[Data records]
▼▼▼
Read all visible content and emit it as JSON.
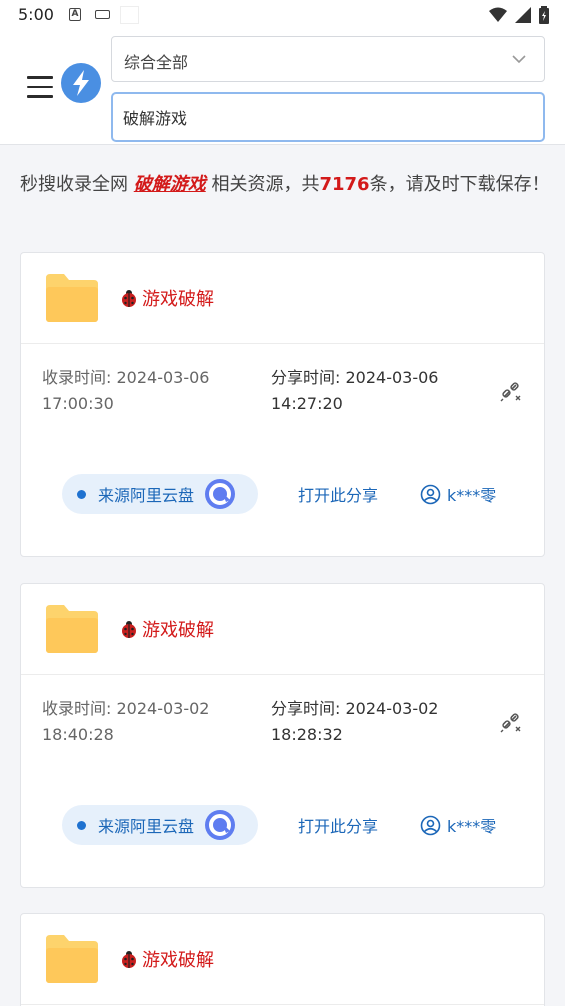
{
  "status_bar": {
    "time": "5:00",
    "a_icon_letter": "A"
  },
  "header": {
    "category_select": {
      "value": "综合全部"
    },
    "search": {
      "value": "破解游戏"
    }
  },
  "summary": {
    "prefix": "秒搜收录全网 ",
    "keyword": "破解游戏",
    "middle": " 相关资源，共",
    "count": "7176",
    "suffix": "条，请及时下载保存！"
  },
  "labels": {
    "collected_prefix": "收录时间: ",
    "shared_prefix": "分享时间: ",
    "open_share": "打开此分享"
  },
  "results": [
    {
      "title": "游戏破解",
      "collected_date": "2024-03-06",
      "collected_time": "17:00:30",
      "shared_date": "2024-03-06",
      "shared_time": "14:27:20",
      "source": "来源阿里云盘",
      "user": "k***零"
    },
    {
      "title": "游戏破解",
      "collected_date": "2024-03-02",
      "collected_time": "18:40:28",
      "shared_date": "2024-03-02",
      "shared_time": "18:28:32",
      "source": "来源阿里云盘",
      "user": "k***零"
    },
    {
      "title": "游戏破解"
    }
  ],
  "colors": {
    "accent_blue": "#1c67b8",
    "highlight_red": "#d31a1a",
    "logo_blue": "#4a8fe2",
    "folder_yellow": "#fdd36c"
  },
  "icons": [
    "menu-icon",
    "lightning-logo-icon",
    "chevron-down-icon",
    "folder-icon",
    "ladybug-icon",
    "unlink-icon",
    "aliyun-drive-icon",
    "user-circle-icon",
    "wifi-icon",
    "signal-icon",
    "battery-icon"
  ]
}
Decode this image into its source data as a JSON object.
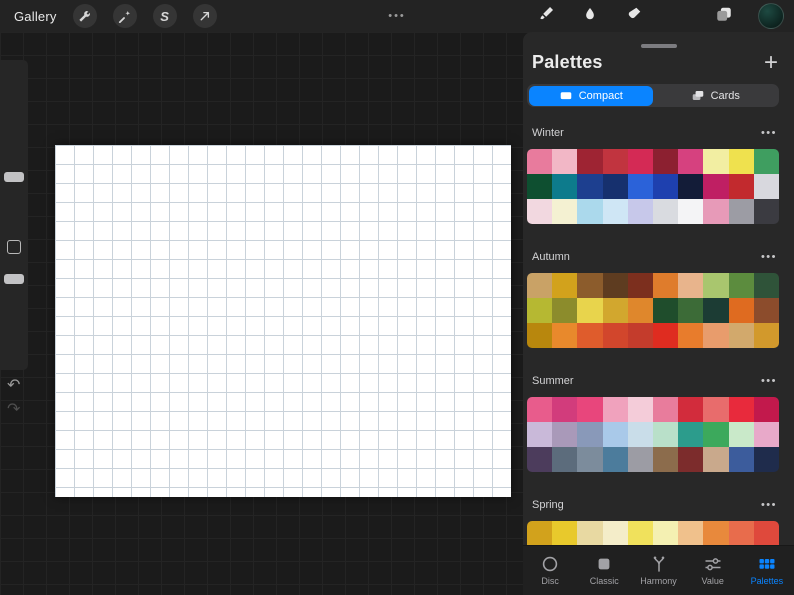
{
  "topbar": {
    "gallery_label": "Gallery",
    "menu_dots": "•••",
    "selection_glyph": "S",
    "color_swatch": "#153f38"
  },
  "palettes_panel": {
    "title": "Palettes",
    "add_label": "+",
    "section_menu": "•••",
    "accent_color": "#0a84ff",
    "view_tabs": [
      {
        "label": "Compact",
        "icon": "compact-icon",
        "selected": true
      },
      {
        "label": "Cards",
        "icon": "cards-icon",
        "selected": false
      }
    ],
    "sections": [
      {
        "name": "Winter",
        "rows": [
          [
            "#e87b9d",
            "#f2b7c6",
            "#9e2433",
            "#c1343f",
            "#d42a55",
            "#8c2030",
            "#d6417f",
            "#f2eea2",
            "#efe14e",
            "#3f9e60"
          ],
          [
            "#0e4f30",
            "#0d7b8c",
            "#1d3f8f",
            "#16306e",
            "#2b62d9",
            "#1e40af",
            "#131c38",
            "#bf1f63",
            "#c22a2e",
            "#d8d8de"
          ],
          [
            "#f2d8e0",
            "#f4f1d2",
            "#abd9ec",
            "#cfe6f5",
            "#c7c8ea",
            "#d9dbe0",
            "#f4f4f6",
            "#e79ab8",
            "#9c9ca4",
            "#3b3b41"
          ]
        ]
      },
      {
        "name": "Autumn",
        "rows": [
          [
            "#c9a266",
            "#d2a21c",
            "#8c5c2c",
            "#5e3c20",
            "#7c2f1e",
            "#df7c2c",
            "#e8b48c",
            "#a9c66e",
            "#5c8c3e",
            "#2f5339"
          ],
          [
            "#b6b832",
            "#8c8c2c",
            "#e8d44c",
            "#d2a72e",
            "#df872c",
            "#1f4d2c",
            "#3c6b37",
            "#1c3c34",
            "#df6b20",
            "#8c4c2c"
          ],
          [
            "#b8870d",
            "#e8892c",
            "#df5c2c",
            "#d2462c",
            "#c43c2c",
            "#df2c20",
            "#e87c2c",
            "#e89c6c",
            "#d2a96c",
            "#d2992c"
          ]
        ]
      },
      {
        "name": "Summer",
        "rows": [
          [
            "#e85c8c",
            "#d23c7c",
            "#e8467c",
            "#f0a2bd",
            "#f4ccd9",
            "#e87c9c",
            "#d22c3c",
            "#e86c6c",
            "#e82a3c",
            "#c2194c"
          ],
          [
            "#c9b9d9",
            "#a999b9",
            "#8999b9",
            "#a9c9e9",
            "#c9dde9",
            "#b9e0c9",
            "#2c9c8c",
            "#3ca95c",
            "#c9e9c9",
            "#e8a9c9"
          ],
          [
            "#4c3c5c",
            "#5c6c7c",
            "#7c8c9c",
            "#4c7c9c",
            "#9c9ca4",
            "#8c6c4c",
            "#7c2c2c",
            "#c9a98c",
            "#3c5c9c",
            "#1f2c4c"
          ]
        ]
      },
      {
        "name": "Spring",
        "rows": [
          [
            "#d2a21c",
            "#e8c92c",
            "#e8d9a2",
            "#f4edc9",
            "#f0e15c",
            "#f4f0b2",
            "#f0c18c",
            "#e8893c",
            "#e86c4c",
            "#df493c"
          ],
          [
            "#e8992c",
            "#d2892c",
            "#e8c93c",
            "#f0d94c",
            "#e8b92c",
            "#f0e98c",
            "#e8a95c",
            "#df7c3c",
            "#d25c3c",
            "#c2493c"
          ]
        ]
      }
    ]
  },
  "bottom_tabs": [
    {
      "label": "Disc",
      "icon": "disc-icon",
      "selected": false
    },
    {
      "label": "Classic",
      "icon": "classic-icon",
      "selected": false
    },
    {
      "label": "Harmony",
      "icon": "harmony-icon",
      "selected": false
    },
    {
      "label": "Value",
      "icon": "value-icon",
      "selected": false
    },
    {
      "label": "Palettes",
      "icon": "palettes-icon",
      "selected": true
    }
  ]
}
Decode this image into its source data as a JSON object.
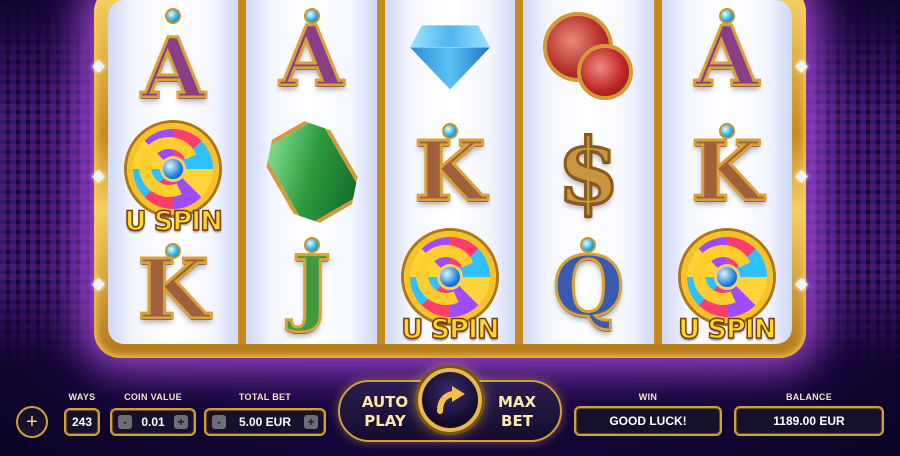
{
  "reels": [
    [
      {
        "symbol": "A",
        "kind": "letter"
      },
      {
        "symbol": "uspin",
        "kind": "wild",
        "text": "U SPIN"
      },
      {
        "symbol": "K",
        "kind": "letter"
      }
    ],
    [
      {
        "symbol": "A",
        "kind": "letter"
      },
      {
        "symbol": "emerald",
        "kind": "gem"
      },
      {
        "symbol": "J",
        "kind": "letter"
      }
    ],
    [
      {
        "symbol": "diamond",
        "kind": "gem"
      },
      {
        "symbol": "K",
        "kind": "letter"
      },
      {
        "symbol": "uspin",
        "kind": "wild",
        "text": "U SPIN"
      }
    ],
    [
      {
        "symbol": "ruby",
        "kind": "gem"
      },
      {
        "symbol": "$",
        "kind": "letter"
      },
      {
        "symbol": "Q",
        "kind": "letter"
      }
    ],
    [
      {
        "symbol": "A",
        "kind": "letter"
      },
      {
        "symbol": "K",
        "kind": "letter"
      },
      {
        "symbol": "uspin",
        "kind": "wild",
        "text": "U SPIN"
      }
    ]
  ],
  "controls": {
    "menu_icon": "plus-icon",
    "ways_label": "WAYS",
    "ways_value": "243",
    "coin_value_label": "COIN VALUE",
    "coin_value": "0.01",
    "total_bet_label": "TOTAL BET",
    "total_bet": "5.00 EUR",
    "minus": "-",
    "plus": "+",
    "autoplay_line1": "AUTO",
    "autoplay_line2": "PLAY",
    "maxbet_line1": "MAX",
    "maxbet_line2": "BET",
    "spin_icon": "curved-arrow-icon",
    "win_label": "WIN",
    "win_value": "GOOD LUCK!",
    "balance_label": "BALANCE",
    "balance_value": "1189.00 EUR"
  },
  "colors": {
    "frame_gold": "#e0a93a",
    "glow_purple": "#c85aff",
    "panel_dark": "#17102a"
  }
}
▲▲▲
● Your goal
Every entry above needs to be retyped exactly; drop the pictures.

● Answer to this problem
Read all visible content and emit it as JSON.
{
  "status_bar": {
    "time": "5:00",
    "a_icon_letter": "A"
  },
  "header": {
    "category_select": {
      "value": "综合全部"
    },
    "search": {
      "value": "破解游戏"
    }
  },
  "summary": {
    "prefix": "秒搜收录全网 ",
    "keyword": "破解游戏",
    "middle": " 相关资源，共",
    "count": "7176",
    "suffix": "条，请及时下载保存！"
  },
  "labels": {
    "collected_prefix": "收录时间: ",
    "shared_prefix": "分享时间: ",
    "open_share": "打开此分享"
  },
  "results": [
    {
      "title": "游戏破解",
      "collected_date": "2024-03-06",
      "collected_time": "17:00:30",
      "shared_date": "2024-03-06",
      "shared_time": "14:27:20",
      "source": "来源阿里云盘",
      "user": "k***零"
    },
    {
      "title": "游戏破解",
      "collected_date": "2024-03-02",
      "collected_time": "18:40:28",
      "shared_date": "2024-03-02",
      "shared_time": "18:28:32",
      "source": "来源阿里云盘",
      "user": "k***零"
    },
    {
      "title": "游戏破解"
    }
  ],
  "colors": {
    "accent_blue": "#1c67b8",
    "highlight_red": "#d31a1a",
    "logo_blue": "#4a8fe2",
    "folder_yellow": "#fdd36c"
  },
  "icons": [
    "menu-icon",
    "lightning-logo-icon",
    "chevron-down-icon",
    "folder-icon",
    "ladybug-icon",
    "unlink-icon",
    "aliyun-drive-icon",
    "user-circle-icon",
    "wifi-icon",
    "signal-icon",
    "battery-icon"
  ]
}
Decode this image into its source data as a JSON object.
{
  "topbar": {
    "gallery_label": "Gallery",
    "menu_dots": "•••",
    "selection_glyph": "S",
    "color_swatch": "#153f38"
  },
  "palettes_panel": {
    "title": "Palettes",
    "add_label": "+",
    "section_menu": "•••",
    "accent_color": "#0a84ff",
    "view_tabs": [
      {
        "label": "Compact",
        "icon": "compact-icon",
        "selected": true
      },
      {
        "label": "Cards",
        "icon": "cards-icon",
        "selected": false
      }
    ],
    "sections": [
      {
        "name": "Winter",
        "rows": [
          [
            "#e87b9d",
            "#f2b7c6",
            "#9e2433",
            "#c1343f",
            "#d42a55",
            "#8c2030",
            "#d6417f",
            "#f2eea2",
            "#efe14e",
            "#3f9e60"
          ],
          [
            "#0e4f30",
            "#0d7b8c",
            "#1d3f8f",
            "#16306e",
            "#2b62d9",
            "#1e40af",
            "#131c38",
            "#bf1f63",
            "#c22a2e",
            "#d8d8de"
          ],
          [
            "#f2d8e0",
            "#f4f1d2",
            "#abd9ec",
            "#cfe6f5",
            "#c7c8ea",
            "#d9dbe0",
            "#f4f4f6",
            "#e79ab8",
            "#9c9ca4",
            "#3b3b41"
          ]
        ]
      },
      {
        "name": "Autumn",
        "rows": [
          [
            "#c9a266",
            "#d2a21c",
            "#8c5c2c",
            "#5e3c20",
            "#7c2f1e",
            "#df7c2c",
            "#e8b48c",
            "#a9c66e",
            "#5c8c3e",
            "#2f5339"
          ],
          [
            "#b6b832",
            "#8c8c2c",
            "#e8d44c",
            "#d2a72e",
            "#df872c",
            "#1f4d2c",
            "#3c6b37",
            "#1c3c34",
            "#df6b20",
            "#8c4c2c"
          ],
          [
            "#b8870d",
            "#e8892c",
            "#df5c2c",
            "#d2462c",
            "#c43c2c",
            "#df2c20",
            "#e87c2c",
            "#e89c6c",
            "#d2a96c",
            "#d2992c"
          ]
        ]
      },
      {
        "name": "Summer",
        "rows": [
          [
            "#e85c8c",
            "#d23c7c",
            "#e8467c",
            "#f0a2bd",
            "#f4ccd9",
            "#e87c9c",
            "#d22c3c",
            "#e86c6c",
            "#e82a3c",
            "#c2194c"
          ],
          [
            "#c9b9d9",
            "#a999b9",
            "#8999b9",
            "#a9c9e9",
            "#c9dde9",
            "#b9e0c9",
            "#2c9c8c",
            "#3ca95c",
            "#c9e9c9",
            "#e8a9c9"
          ],
          [
            "#4c3c5c",
            "#5c6c7c",
            "#7c8c9c",
            "#4c7c9c",
            "#9c9ca4",
            "#8c6c4c",
            "#7c2c2c",
            "#c9a98c",
            "#3c5c9c",
            "#1f2c4c"
          ]
        ]
      },
      {
        "name": "Spring",
        "rows": [
          [
            "#d2a21c",
            "#e8c92c",
            "#e8d9a2",
            "#f4edc9",
            "#f0e15c",
            "#f4f0b2",
            "#f0c18c",
            "#e8893c",
            "#e86c4c",
            "#df493c"
          ],
          [
            "#e8992c",
            "#d2892c",
            "#e8c93c",
            "#f0d94c",
            "#e8b92c",
            "#f0e98c",
            "#e8a95c",
            "#df7c3c",
            "#d25c3c",
            "#c2493c"
          ]
        ]
      }
    ]
  },
  "bottom_tabs": [
    {
      "label": "Disc",
      "icon": "disc-icon",
      "selected": false
    },
    {
      "label": "Classic",
      "icon": "classic-icon",
      "selected": false
    },
    {
      "label": "Harmony",
      "icon": "harmony-icon",
      "selected": false
    },
    {
      "label": "Value",
      "icon": "value-icon",
      "selected": false
    },
    {
      "label": "Palettes",
      "icon": "palettes-icon",
      "selected": true
    }
  ]
}
Decode this image into its source data as a JSON object.
{
  "reels": [
    [
      {
        "symbol": "A",
        "kind": "letter"
      },
      {
        "symbol": "uspin",
        "kind": "wild",
        "text": "U SPIN"
      },
      {
        "symbol": "K",
        "kind": "letter"
      }
    ],
    [
      {
        "symbol": "A",
        "kind": "letter"
      },
      {
        "symbol": "emerald",
        "kind": "gem"
      },
      {
        "symbol": "J",
        "kind": "letter"
      }
    ],
    [
      {
        "symbol": "diamond",
        "kind": "gem"
      },
      {
        "symbol": "K",
        "kind": "letter"
      },
      {
        "symbol": "uspin",
        "kind": "wild",
        "text": "U SPIN"
      }
    ],
    [
      {
        "symbol": "ruby",
        "kind": "gem"
      },
      {
        "symbol": "$",
        "kind": "letter"
      },
      {
        "symbol": "Q",
        "kind": "letter"
      }
    ],
    [
      {
        "symbol": "A",
        "kind": "letter"
      },
      {
        "symbol": "K",
        "kind": "letter"
      },
      {
        "symbol": "uspin",
        "kind": "wild",
        "text": "U SPIN"
      }
    ]
  ],
  "controls": {
    "menu_icon": "plus-icon",
    "ways_label": "WAYS",
    "ways_value": "243",
    "coin_value_label": "COIN VALUE",
    "coin_value": "0.01",
    "total_bet_label": "TOTAL BET",
    "total_bet": "5.00 EUR",
    "minus": "-",
    "plus": "+",
    "autoplay_line1": "AUTO",
    "autoplay_line2": "PLAY",
    "maxbet_line1": "MAX",
    "maxbet_line2": "BET",
    "spin_icon": "curved-arrow-icon",
    "win_label": "WIN",
    "win_value": "GOOD LUCK!",
    "balance_label": "BALANCE",
    "balance_value": "1189.00 EUR"
  },
  "colors": {
    "frame_gold": "#e0a93a",
    "glow_purple": "#c85aff",
    "panel_dark": "#17102a"
  }
}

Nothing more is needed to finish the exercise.